**SUPPLIED RECORDS:**
──────────────────────────────
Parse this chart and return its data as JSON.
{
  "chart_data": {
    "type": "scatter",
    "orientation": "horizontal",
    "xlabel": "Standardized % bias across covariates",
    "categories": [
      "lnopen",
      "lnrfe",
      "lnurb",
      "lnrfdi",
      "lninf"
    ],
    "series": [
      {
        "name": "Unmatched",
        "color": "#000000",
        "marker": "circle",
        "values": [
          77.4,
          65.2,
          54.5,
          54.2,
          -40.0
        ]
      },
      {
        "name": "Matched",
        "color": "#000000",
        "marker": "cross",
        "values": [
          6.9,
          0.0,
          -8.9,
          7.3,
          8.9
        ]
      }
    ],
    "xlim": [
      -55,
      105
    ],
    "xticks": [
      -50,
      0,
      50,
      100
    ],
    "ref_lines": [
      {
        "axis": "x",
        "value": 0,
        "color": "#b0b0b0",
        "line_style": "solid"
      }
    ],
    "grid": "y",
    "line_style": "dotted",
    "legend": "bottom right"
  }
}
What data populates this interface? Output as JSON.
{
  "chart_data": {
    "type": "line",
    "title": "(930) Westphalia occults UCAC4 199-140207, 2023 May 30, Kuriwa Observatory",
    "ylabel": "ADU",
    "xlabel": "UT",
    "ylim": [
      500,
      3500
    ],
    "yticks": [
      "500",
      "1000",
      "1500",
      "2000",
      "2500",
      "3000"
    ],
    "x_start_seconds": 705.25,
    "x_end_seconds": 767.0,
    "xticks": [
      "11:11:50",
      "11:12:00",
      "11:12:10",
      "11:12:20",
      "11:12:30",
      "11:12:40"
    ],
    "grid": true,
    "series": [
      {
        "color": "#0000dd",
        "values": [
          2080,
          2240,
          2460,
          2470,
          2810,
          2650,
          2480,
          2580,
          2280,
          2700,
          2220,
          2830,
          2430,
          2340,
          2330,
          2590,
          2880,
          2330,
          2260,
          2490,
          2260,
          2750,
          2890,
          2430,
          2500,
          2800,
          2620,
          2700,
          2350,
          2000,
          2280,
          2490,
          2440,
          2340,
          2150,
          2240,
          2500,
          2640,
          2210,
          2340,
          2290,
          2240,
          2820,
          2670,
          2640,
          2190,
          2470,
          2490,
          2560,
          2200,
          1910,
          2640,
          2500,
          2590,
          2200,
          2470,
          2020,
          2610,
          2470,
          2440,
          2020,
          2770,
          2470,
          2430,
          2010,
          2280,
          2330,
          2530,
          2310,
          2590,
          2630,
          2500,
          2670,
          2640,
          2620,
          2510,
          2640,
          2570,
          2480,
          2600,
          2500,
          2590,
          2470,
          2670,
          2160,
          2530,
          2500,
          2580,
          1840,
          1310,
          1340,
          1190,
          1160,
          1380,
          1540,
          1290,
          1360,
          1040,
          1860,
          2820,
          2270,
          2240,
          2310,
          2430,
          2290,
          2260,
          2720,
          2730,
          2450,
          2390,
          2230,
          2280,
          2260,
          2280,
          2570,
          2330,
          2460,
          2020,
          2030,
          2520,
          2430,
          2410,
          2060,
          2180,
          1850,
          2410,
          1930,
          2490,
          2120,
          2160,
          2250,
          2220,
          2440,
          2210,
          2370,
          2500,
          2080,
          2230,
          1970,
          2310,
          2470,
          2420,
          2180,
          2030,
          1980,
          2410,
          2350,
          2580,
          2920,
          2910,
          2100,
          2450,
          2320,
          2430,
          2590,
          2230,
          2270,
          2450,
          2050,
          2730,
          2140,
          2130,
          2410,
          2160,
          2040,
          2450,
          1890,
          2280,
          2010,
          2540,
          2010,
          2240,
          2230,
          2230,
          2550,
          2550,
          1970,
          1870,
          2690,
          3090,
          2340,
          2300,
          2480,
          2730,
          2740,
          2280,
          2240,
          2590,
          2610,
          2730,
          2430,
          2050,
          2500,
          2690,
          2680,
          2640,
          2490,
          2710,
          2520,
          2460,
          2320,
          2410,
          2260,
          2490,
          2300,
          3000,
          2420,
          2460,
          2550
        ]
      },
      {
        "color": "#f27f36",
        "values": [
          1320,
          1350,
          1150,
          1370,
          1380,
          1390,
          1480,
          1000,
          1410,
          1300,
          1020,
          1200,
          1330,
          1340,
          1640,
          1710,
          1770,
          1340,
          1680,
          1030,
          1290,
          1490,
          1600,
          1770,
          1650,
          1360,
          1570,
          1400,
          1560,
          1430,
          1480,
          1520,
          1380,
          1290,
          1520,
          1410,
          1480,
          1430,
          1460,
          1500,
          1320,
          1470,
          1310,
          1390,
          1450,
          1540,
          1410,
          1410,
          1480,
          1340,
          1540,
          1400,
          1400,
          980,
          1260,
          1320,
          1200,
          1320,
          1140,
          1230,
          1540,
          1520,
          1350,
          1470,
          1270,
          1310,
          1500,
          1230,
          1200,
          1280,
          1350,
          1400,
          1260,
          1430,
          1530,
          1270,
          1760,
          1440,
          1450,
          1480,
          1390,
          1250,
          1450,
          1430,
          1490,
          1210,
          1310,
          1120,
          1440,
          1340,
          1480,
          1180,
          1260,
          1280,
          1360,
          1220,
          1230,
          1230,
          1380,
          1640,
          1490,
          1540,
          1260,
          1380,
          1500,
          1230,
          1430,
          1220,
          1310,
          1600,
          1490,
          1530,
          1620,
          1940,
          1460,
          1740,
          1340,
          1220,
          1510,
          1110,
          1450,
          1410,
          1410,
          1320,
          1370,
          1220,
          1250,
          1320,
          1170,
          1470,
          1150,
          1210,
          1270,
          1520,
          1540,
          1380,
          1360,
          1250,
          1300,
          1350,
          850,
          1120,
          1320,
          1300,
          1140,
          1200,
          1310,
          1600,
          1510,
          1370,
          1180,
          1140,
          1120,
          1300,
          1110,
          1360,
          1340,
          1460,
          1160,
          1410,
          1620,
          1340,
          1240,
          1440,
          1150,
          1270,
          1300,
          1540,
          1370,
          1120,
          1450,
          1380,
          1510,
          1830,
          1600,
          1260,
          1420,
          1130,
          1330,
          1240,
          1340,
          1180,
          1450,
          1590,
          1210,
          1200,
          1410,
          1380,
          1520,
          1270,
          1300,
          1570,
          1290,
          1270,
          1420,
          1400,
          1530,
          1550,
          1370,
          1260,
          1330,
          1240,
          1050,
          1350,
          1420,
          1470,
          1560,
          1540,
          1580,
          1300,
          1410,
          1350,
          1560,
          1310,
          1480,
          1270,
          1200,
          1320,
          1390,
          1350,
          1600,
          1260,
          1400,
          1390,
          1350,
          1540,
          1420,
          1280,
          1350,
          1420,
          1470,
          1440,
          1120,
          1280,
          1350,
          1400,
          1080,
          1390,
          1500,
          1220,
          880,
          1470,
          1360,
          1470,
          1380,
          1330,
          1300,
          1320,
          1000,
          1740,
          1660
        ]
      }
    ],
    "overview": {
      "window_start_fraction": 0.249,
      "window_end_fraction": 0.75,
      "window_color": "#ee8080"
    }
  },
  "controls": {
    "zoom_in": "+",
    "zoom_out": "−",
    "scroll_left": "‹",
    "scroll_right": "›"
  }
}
──────────────────────────────
**SET TASK:**
Your task is to retype all of the records exactly.

**EXPECTED ANSWER:**
Parse this chart and return its data as JSON.
{
  "chart_data": {
    "type": "scatter",
    "orientation": "horizontal",
    "xlabel": "Standardized % bias across covariates",
    "categories": [
      "lnopen",
      "lnrfe",
      "lnurb",
      "lnrfdi",
      "lninf"
    ],
    "series": [
      {
        "name": "Unmatched",
        "color": "#000000",
        "marker": "circle",
        "values": [
          77.4,
          65.2,
          54.5,
          54.2,
          -40.0
        ]
      },
      {
        "name": "Matched",
        "color": "#000000",
        "marker": "cross",
        "values": [
          6.9,
          0.0,
          -8.9,
          7.3,
          8.9
        ]
      }
    ],
    "xlim": [
      -55,
      105
    ],
    "xticks": [
      -50,
      0,
      50,
      100
    ],
    "ref_lines": [
      {
        "axis": "x",
        "value": 0,
        "color": "#b0b0b0",
        "line_style": "solid"
      }
    ],
    "grid": "y",
    "line_style": "dotted",
    "legend": "bottom right"
  }
}
What data populates this interface? Output as JSON.
{
  "chart_data": {
    "type": "line",
    "title": "(930) Westphalia occults UCAC4 199-140207, 2023 May 30, Kuriwa Observatory",
    "ylabel": "ADU",
    "xlabel": "UT",
    "ylim": [
      500,
      3500
    ],
    "yticks": [
      "500",
      "1000",
      "1500",
      "2000",
      "2500",
      "3000"
    ],
    "x_start_seconds": 705.25,
    "x_end_seconds": 767.0,
    "xticks": [
      "11:11:50",
      "11:12:00",
      "11:12:10",
      "11:12:20",
      "11:12:30",
      "11:12:40"
    ],
    "grid": true,
    "series": [
      {
        "color": "#0000dd",
        "values": [
          2080,
          2240,
          2460,
          2470,
          2810,
          2650,
          2480,
          2580,
          2280,
          2700,
          2220,
          2830,
          2430,
          2340,
          2330,
          2590,
          2880,
          2330,
          2260,
          2490,
          2260,
          2750,
          2890,
          2430,
          2500,
          2800,
          2620,
          2700,
          2350,
          2000,
          2280,
          2490,
          2440,
          2340,
          2150,
          2240,
          2500,
          2640,
          2210,
          2340,
          2290,
          2240,
          2820,
          2670,
          2640,
          2190,
          2470,
          2490,
          2560,
          2200,
          1910,
          2640,
          2500,
          2590,
          2200,
          2470,
          2020,
          2610,
          2470,
          2440,
          2020,
          2770,
          2470,
          2430,
          2010,
          2280,
          2330,
          2530,
          2310,
          2590,
          2630,
          2500,
          2670,
          2640,
          2620,
          2510,
          2640,
          2570,
          2480,
          2600,
          2500,
          2590,
          2470,
          2670,
          2160,
          2530,
          2500,
          2580,
          1840,
          1310,
          1340,
          1190,
          1160,
          1380,
          1540,
          1290,
          1360,
          1040,
          1860,
          2820,
          2270,
          2240,
          2310,
          2430,
          2290,
          2260,
          2720,
          2730,
          2450,
          2390,
          2230,
          2280,
          2260,
          2280,
          2570,
          2330,
          2460,
          2020,
          2030,
          2520,
          2430,
          2410,
          2060,
          2180,
          1850,
          2410,
          1930,
          2490,
          2120,
          2160,
          2250,
          2220,
          2440,
          2210,
          2370,
          2500,
          2080,
          2230,
          1970,
          2310,
          2470,
          2420,
          2180,
          2030,
          1980,
          2410,
          2350,
          2580,
          2920,
          2910,
          2100,
          2450,
          2320,
          2430,
          2590,
          2230,
          2270,
          2450,
          2050,
          2730,
          2140,
          2130,
          2410,
          2160,
          2040,
          2450,
          1890,
          2280,
          2010,
          2540,
          2010,
          2240,
          2230,
          2230,
          2550,
          2550,
          1970,
          1870,
          2690,
          3090,
          2340,
          2300,
          2480,
          2730,
          2740,
          2280,
          2240,
          2590,
          2610,
          2730,
          2430,
          2050,
          2500,
          2690,
          2680,
          2640,
          2490,
          2710,
          2520,
          2460,
          2320,
          2410,
          2260,
          2490,
          2300,
          3000,
          2420,
          2460,
          2550
        ]
      },
      {
        "color": "#f27f36",
        "values": [
          1320,
          1350,
          1150,
          1370,
          1380,
          1390,
          1480,
          1000,
          1410,
          1300,
          1020,
          1200,
          1330,
          1340,
          1640,
          1710,
          1770,
          1340,
          1680,
          1030,
          1290,
          1490,
          1600,
          1770,
          1650,
          1360,
          1570,
          1400,
          1560,
          1430,
          1480,
          1520,
          1380,
          1290,
          1520,
          1410,
          1480,
          1430,
          1460,
          1500,
          1320,
          1470,
          1310,
          1390,
          1450,
          1540,
          1410,
          1410,
          1480,
          1340,
          1540,
          1400,
          1400,
          980,
          1260,
          1320,
          1200,
          1320,
          1140,
          1230,
          1540,
          1520,
          1350,
          1470,
          1270,
          1310,
          1500,
          1230,
          1200,
          1280,
          1350,
          1400,
          1260,
          1430,
          1530,
          1270,
          1760,
          1440,
          1450,
          1480,
          1390,
          1250,
          1450,
          1430,
          1490,
          1210,
          1310,
          1120,
          1440,
          1340,
          1480,
          1180,
          1260,
          1280,
          1360,
          1220,
          1230,
          1230,
          1380,
          1640,
          1490,
          1540,
          1260,
          1380,
          1500,
          1230,
          1430,
          1220,
          1310,
          1600,
          1490,
          1530,
          1620,
          1940,
          1460,
          1740,
          1340,
          1220,
          1510,
          1110,
          1450,
          1410,
          1410,
          1320,
          1370,
          1220,
          1250,
          1320,
          1170,
          1470,
          1150,
          1210,
          1270,
          1520,
          1540,
          1380,
          1360,
          1250,
          1300,
          1350,
          850,
          1120,
          1320,
          1300,
          1140,
          1200,
          1310,
          1600,
          1510,
          1370,
          1180,
          1140,
          1120,
          1300,
          1110,
          1360,
          1340,
          1460,
          1160,
          1410,
          1620,
          1340,
          1240,
          1440,
          1150,
          1270,
          1300,
          1540,
          1370,
          1120,
          1450,
          1380,
          1510,
          1830,
          1600,
          1260,
          1420,
          1130,
          1330,
          1240,
          1340,
          1180,
          1450,
          1590,
          1210,
          1200,
          1410,
          1380,
          1520,
          1270,
          1300,
          1570,
          1290,
          1270,
          1420,
          1400,
          1530,
          1550,
          1370,
          1260,
          1330,
          1240,
          1050,
          1350,
          1420,
          1470,
          1560,
          1540,
          1580,
          1300,
          1410,
          1350,
          1560,
          1310,
          1480,
          1270,
          1200,
          1320,
          1390,
          1350,
          1600,
          1260,
          1400,
          1390,
          1350,
          1540,
          1420,
          1280,
          1350,
          1420,
          1470,
          1440,
          1120,
          1280,
          1350,
          1400,
          1080,
          1390,
          1500,
          1220,
          880,
          1470,
          1360,
          1470,
          1380,
          1330,
          1300,
          1320,
          1000,
          1740,
          1660
        ]
      }
    ],
    "overview": {
      "window_start_fraction": 0.249,
      "window_end_fraction": 0.75,
      "window_color": "#ee8080"
    }
  },
  "controls": {
    "zoom_in": "+",
    "zoom_out": "−",
    "scroll_left": "‹",
    "scroll_right": "›"
  }
}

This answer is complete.